■ EXERCISE AIM: Copy each line of the data below with the word "text".

(Stored data)
+ + + + +
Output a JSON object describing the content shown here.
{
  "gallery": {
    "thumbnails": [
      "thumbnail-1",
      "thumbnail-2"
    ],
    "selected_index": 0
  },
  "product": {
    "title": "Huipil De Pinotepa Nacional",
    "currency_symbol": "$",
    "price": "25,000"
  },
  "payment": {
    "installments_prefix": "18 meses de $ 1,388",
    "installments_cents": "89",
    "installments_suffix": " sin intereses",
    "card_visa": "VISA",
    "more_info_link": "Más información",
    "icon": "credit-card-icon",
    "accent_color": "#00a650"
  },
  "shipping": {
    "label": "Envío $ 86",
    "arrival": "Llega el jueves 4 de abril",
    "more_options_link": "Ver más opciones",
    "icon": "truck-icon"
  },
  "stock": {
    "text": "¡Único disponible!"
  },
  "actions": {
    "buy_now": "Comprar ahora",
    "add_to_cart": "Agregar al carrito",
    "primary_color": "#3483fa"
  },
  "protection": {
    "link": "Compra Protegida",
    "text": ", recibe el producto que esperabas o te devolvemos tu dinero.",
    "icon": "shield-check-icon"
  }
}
+ + + + +
■ RESULT FOR THIS TASK:
    "text": "¡Único disponible!"
    "text": ", recibe el producto que esperabas o te devolvemos tu dinero.",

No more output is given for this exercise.